- Problem requirements -
Skip the images. Copy the records exactly as written.

Dataset listings of figures:

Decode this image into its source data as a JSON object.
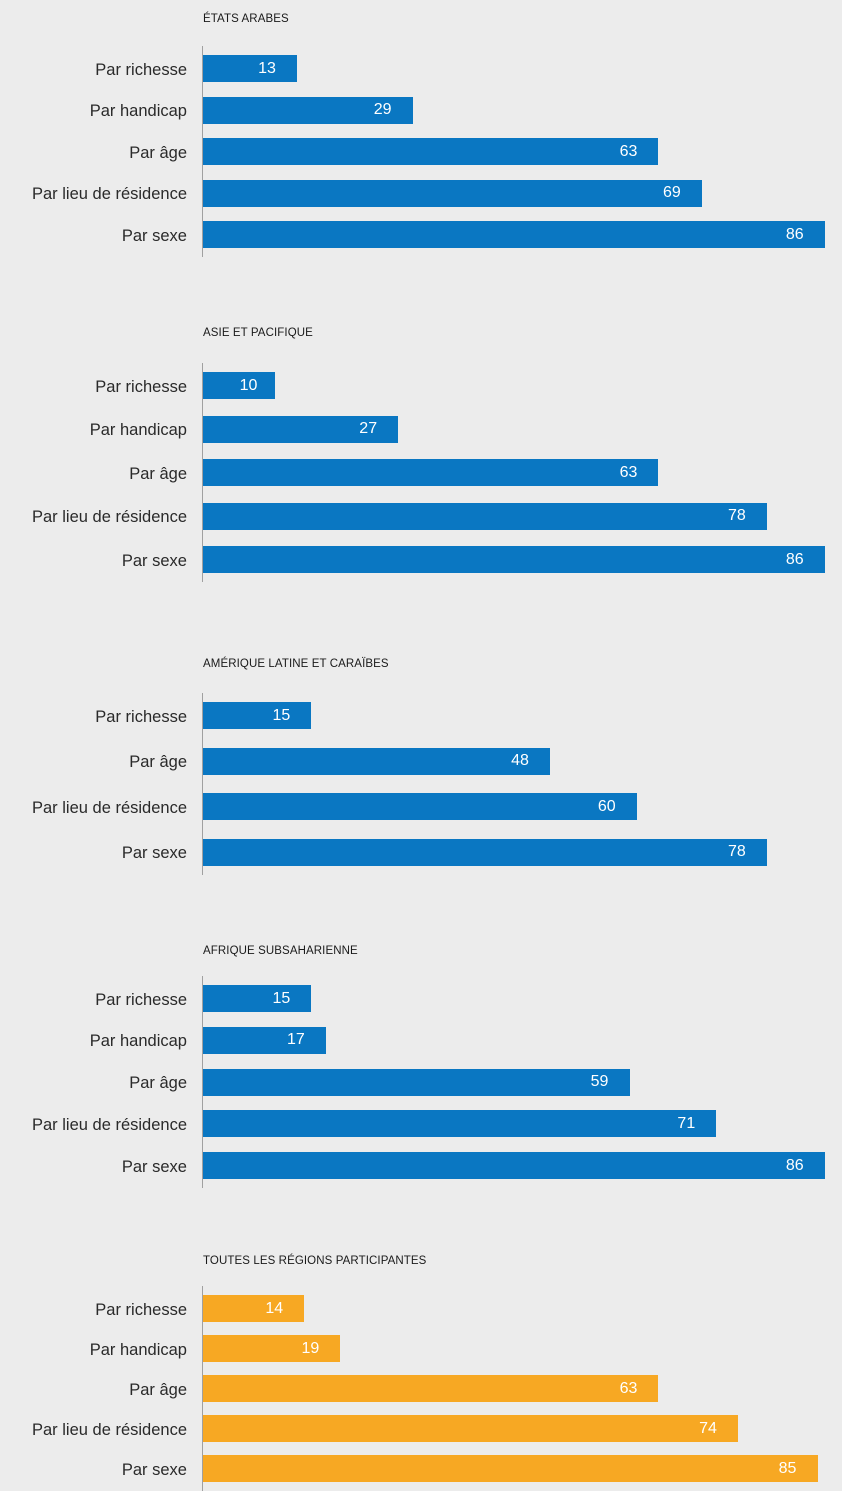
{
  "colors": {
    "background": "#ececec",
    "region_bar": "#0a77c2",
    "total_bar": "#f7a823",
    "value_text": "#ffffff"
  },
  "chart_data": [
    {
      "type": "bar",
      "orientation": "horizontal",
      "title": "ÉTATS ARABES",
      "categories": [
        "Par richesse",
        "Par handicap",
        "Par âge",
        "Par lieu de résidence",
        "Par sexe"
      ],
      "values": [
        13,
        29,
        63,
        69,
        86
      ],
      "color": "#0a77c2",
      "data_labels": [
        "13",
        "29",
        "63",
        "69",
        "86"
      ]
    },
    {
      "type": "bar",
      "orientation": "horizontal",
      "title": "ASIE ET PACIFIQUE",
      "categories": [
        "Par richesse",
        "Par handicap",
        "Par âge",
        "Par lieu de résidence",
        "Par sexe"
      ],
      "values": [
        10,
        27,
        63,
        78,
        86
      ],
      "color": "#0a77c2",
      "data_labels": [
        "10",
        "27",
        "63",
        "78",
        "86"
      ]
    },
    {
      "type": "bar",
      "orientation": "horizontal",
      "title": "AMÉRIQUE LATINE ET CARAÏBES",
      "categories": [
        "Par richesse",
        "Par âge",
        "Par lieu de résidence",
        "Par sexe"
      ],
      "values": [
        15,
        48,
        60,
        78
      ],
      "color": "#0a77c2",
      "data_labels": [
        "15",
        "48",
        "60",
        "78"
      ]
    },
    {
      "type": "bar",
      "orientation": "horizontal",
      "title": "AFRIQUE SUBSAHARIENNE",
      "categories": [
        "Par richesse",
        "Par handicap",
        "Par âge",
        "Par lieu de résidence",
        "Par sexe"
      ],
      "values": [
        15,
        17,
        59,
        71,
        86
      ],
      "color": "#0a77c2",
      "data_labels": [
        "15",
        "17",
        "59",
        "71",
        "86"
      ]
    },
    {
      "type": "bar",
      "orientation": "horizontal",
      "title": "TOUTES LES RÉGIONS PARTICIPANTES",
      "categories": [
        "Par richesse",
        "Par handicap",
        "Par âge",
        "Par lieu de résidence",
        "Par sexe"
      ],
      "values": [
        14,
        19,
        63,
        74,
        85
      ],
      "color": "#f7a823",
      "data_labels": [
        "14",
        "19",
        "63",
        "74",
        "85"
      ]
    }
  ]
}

- Written response -
Decode this image into its source data as a JSON object.
{
  "colors": {
    "background": "#ececec",
    "region_bar": "#0a77c2",
    "total_bar": "#f7a823",
    "value_text": "#ffffff"
  },
  "chart_data": [
    {
      "type": "bar",
      "orientation": "horizontal",
      "title": "ÉTATS ARABES",
      "categories": [
        "Par richesse",
        "Par handicap",
        "Par âge",
        "Par lieu de résidence",
        "Par sexe"
      ],
      "values": [
        13,
        29,
        63,
        69,
        86
      ],
      "color": "#0a77c2",
      "data_labels": [
        "13",
        "29",
        "63",
        "69",
        "86"
      ]
    },
    {
      "type": "bar",
      "orientation": "horizontal",
      "title": "ASIE ET PACIFIQUE",
      "categories": [
        "Par richesse",
        "Par handicap",
        "Par âge",
        "Par lieu de résidence",
        "Par sexe"
      ],
      "values": [
        10,
        27,
        63,
        78,
        86
      ],
      "color": "#0a77c2",
      "data_labels": [
        "10",
        "27",
        "63",
        "78",
        "86"
      ]
    },
    {
      "type": "bar",
      "orientation": "horizontal",
      "title": "AMÉRIQUE LATINE ET CARAÏBES",
      "categories": [
        "Par richesse",
        "Par âge",
        "Par lieu de résidence",
        "Par sexe"
      ],
      "values": [
        15,
        48,
        60,
        78
      ],
      "color": "#0a77c2",
      "data_labels": [
        "15",
        "48",
        "60",
        "78"
      ]
    },
    {
      "type": "bar",
      "orientation": "horizontal",
      "title": "AFRIQUE SUBSAHARIENNE",
      "categories": [
        "Par richesse",
        "Par handicap",
        "Par âge",
        "Par lieu de résidence",
        "Par sexe"
      ],
      "values": [
        15,
        17,
        59,
        71,
        86
      ],
      "color": "#0a77c2",
      "data_labels": [
        "15",
        "17",
        "59",
        "71",
        "86"
      ]
    },
    {
      "type": "bar",
      "orientation": "horizontal",
      "title": "TOUTES LES RÉGIONS PARTICIPANTES",
      "categories": [
        "Par richesse",
        "Par handicap",
        "Par âge",
        "Par lieu de résidence",
        "Par sexe"
      ],
      "values": [
        14,
        19,
        63,
        74,
        85
      ],
      "color": "#f7a823",
      "data_labels": [
        "14",
        "19",
        "63",
        "74",
        "85"
      ]
    }
  ]
}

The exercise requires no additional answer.